### EXERCISE GOAL
Report how many lines of the following entries include the string "relâchez"; respond with the number alone.

### MATERIAL SUPPLIED

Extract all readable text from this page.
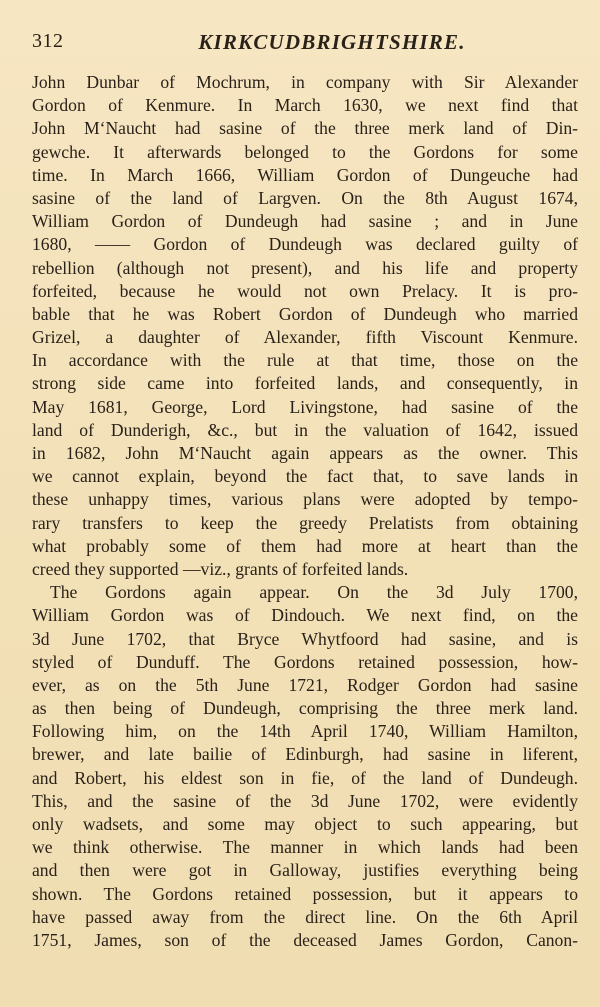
312	KIRKCUDBRIGHTSHIRE.
John Dunbar of Mochrum, in company with Sir Alexander
Gordon of Kenmure. In March 1630, we next find that
John M‘Naucht had sasine of the three merk land of Din-
gewche. It afterwards belonged to the Gordons for some
time. In March 1666, William Gordon of Dungeuche had
sasine of the land of Largven. On the 8th August 1674,
William Gordon of Dundeugh had sasine ; and in June
1680, —— Gordon of Dundeugh was declared guilty of
rebellion (although not present), and his life and property
forfeited, because he would not own Prelacy. It is pro-
bable that he was Robert Gordon of Dundeugh who married
Grizel, a daughter of Alexander, fifth Viscount Kenmure.
In accordance with the rule at that time, those on the
strong side came into forfeited lands, and consequently, in
May 1681, George, Lord Livingstone, had sasine of the
land of Dunderigh, &c., but in the valuation of 1642, issued
in 1682, John M‘Naucht again appears as the owner. This
we cannot explain, beyond the fact that, to save lands in
these unhappy times, various plans were adopted by tempo-
rary transfers to keep the greedy Prelatists from obtaining
what probably some of them had more at heart than the
creed they supported —viz., grants of forfeited lands.
The Gordons again appear. On the 3d July 1700,
William Gordon was of Dindouch. We next find, on the
3d June 1702, that Bryce Whytfoord had sasine, and is
styled of Dunduff. The Gordons retained possession, how-
ever, as on the 5th June 1721, Rodger Gordon had sasine
as then being of Dundeugh, comprising the three merk land.
Following him, on the 14th April 1740, William Hamilton,
brewer, and late bailie of Edinburgh, had sasine in liferent,
and Robert, his eldest son in fie, of the land of Dundeugh.
This, and the sasine of the 3d June 1702, were evidently
only wadsets, and some may object to such appearing, but
we think otherwise. The manner in which lands had been
and then were got in Galloway, justifies everything being
shown. The Gordons retained possession, but it appears to
have passed away from the direct line. On the 6th April
1751, James, son of the deceased James Gordon, Canon-
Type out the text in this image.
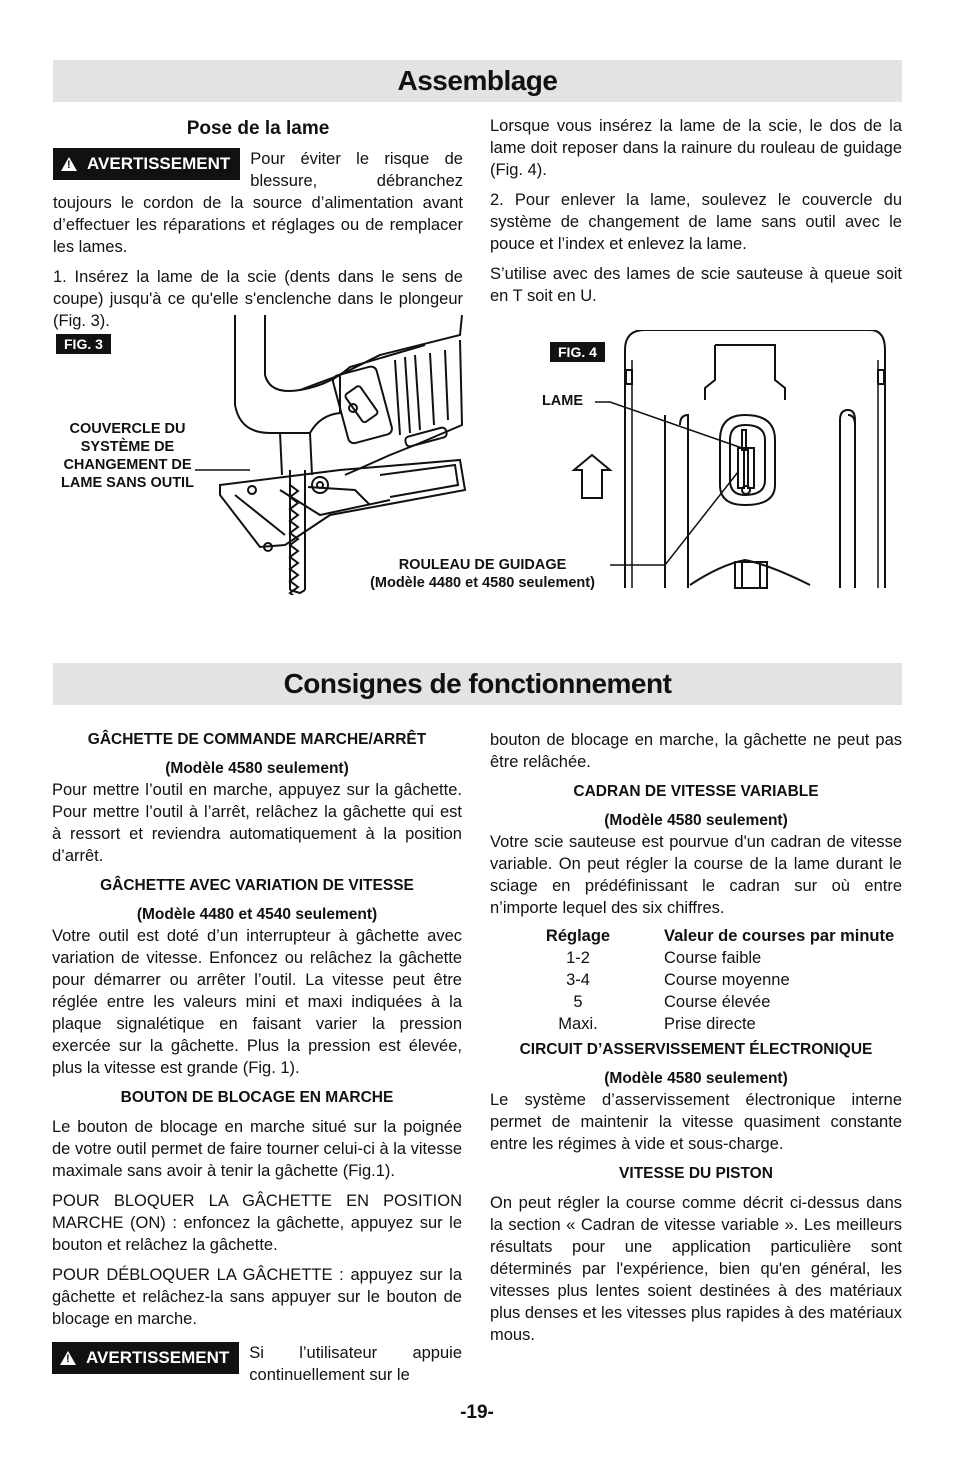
Assemblage

Pose de la lame

! AVERTISSEMENT Pour éviter le risque de blessure, débranchez toujours le cordon de la source d’alimentation avant d’effectuer les réparations et réglages ou de remplacer les lames.

1. Insérez la lame de la scie (dents dans le sens de coupe) jusqu'à ce qu'elle s'enclenche dans le plongeur (Fig. 3).

Lorsque vous insérez la lame de la scie, le dos de la lame doit reposer dans la rainure du rouleau de guidage (Fig. 4).

2. Pour enlever la lame, soulevez le couvercle du système de changement de lame sans outil avec le pouce et l’index et enlevez la lame.

S’utilise avec des lames de scie sauteuse à queue soit en T soit en U.

FIG. 3
COUVERCLE DU SYSTÈME DE CHANGEMENT DE LAME SANS OUTIL
FIG. 4
LAME
ROULEAU DE GUIDAGE
(Modèle 4480 et 4580 seulement)
Consignes de fonctionnement

GÂCHETTE DE COMMANDE MARCHE/ARRÊT

(Modèle 4580 seulement)

Pour mettre l’outil en marche, appuyez sur la gâchette. Pour mettre l’outil à l’arrêt, relâchez la gâchette qui est à ressort et reviendra automatiquement à la position d’arrêt.

GÂCHETTE AVEC VARIATION DE VITESSE

(Modèle 4480 et 4540 seulement)

Votre outil est doté d’un interrupteur à gâchette avec variation de vitesse. Enfoncez ou relâchez la gâchette pour démarrer ou arrêter l’outil. La vitesse peut être réglée entre les valeurs mini et maxi indiquées à la plaque signalétique en faisant varier la pression exercée sur la gâchette. Plus la pression est élevée, plus la vitesse est grande (Fig. 1).

BOUTON DE BLOCAGE EN MARCHE

Le bouton de blocage en marche situé sur la poignée de votre outil permet de faire tourner celui-ci à la vitesse maximale sans avoir à tenir la gâchette (Fig.1).

POUR BLOQUER LA GÂCHETTE EN POSITION MARCHE (ON) : enfoncez la gâchette, appuyez sur le bouton et relâchez la gâchette.

POUR DÉBLOQUER LA GÂCHETTE : appuyez sur la gâchette et relâchez-la sans appuyer sur le bouton de blocage en marche.

! AVERTISSEMENT Si l’utilisateur appuie continuellement sur le

bouton de blocage en marche, la gâchette ne peut pas être relâchée.

CADRAN DE VITESSE VARIABLE

(Modèle 4580 seulement)

Votre scie sauteuse est pourvue d'un cadran de vitesse variable. On peut régler la course de la lame durant le sciage en prédéfinissant le cadran sur où entre n’importe lequel des six chiffres.

Réglage	Valeur de courses par minute
1-2	Course faible
3-4	Course moyenne
5	Course élevée
Maxi.	Prise directe

CIRCUIT D’ASSERVISSEMENT ÉLECTRONIQUE

(Modèle 4580 seulement)

Le système d’asservissement électronique interne permet de maintenir la vitesse quasiment constante entre les régimes à vide et sous-charge.

VITESSE DU PISTON

On peut régler la course comme décrit ci-dessus dans la section « Cadran de vitesse variable ». Les meilleurs résultats pour une application particulière sont déterminés par l'expérience, bien qu'en général, les vitesses plus lentes soient destinées à des matériaux plus denses et les vitesses plus rapides à des matériaux mous.

-19-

### SOLVED EXERCISE
4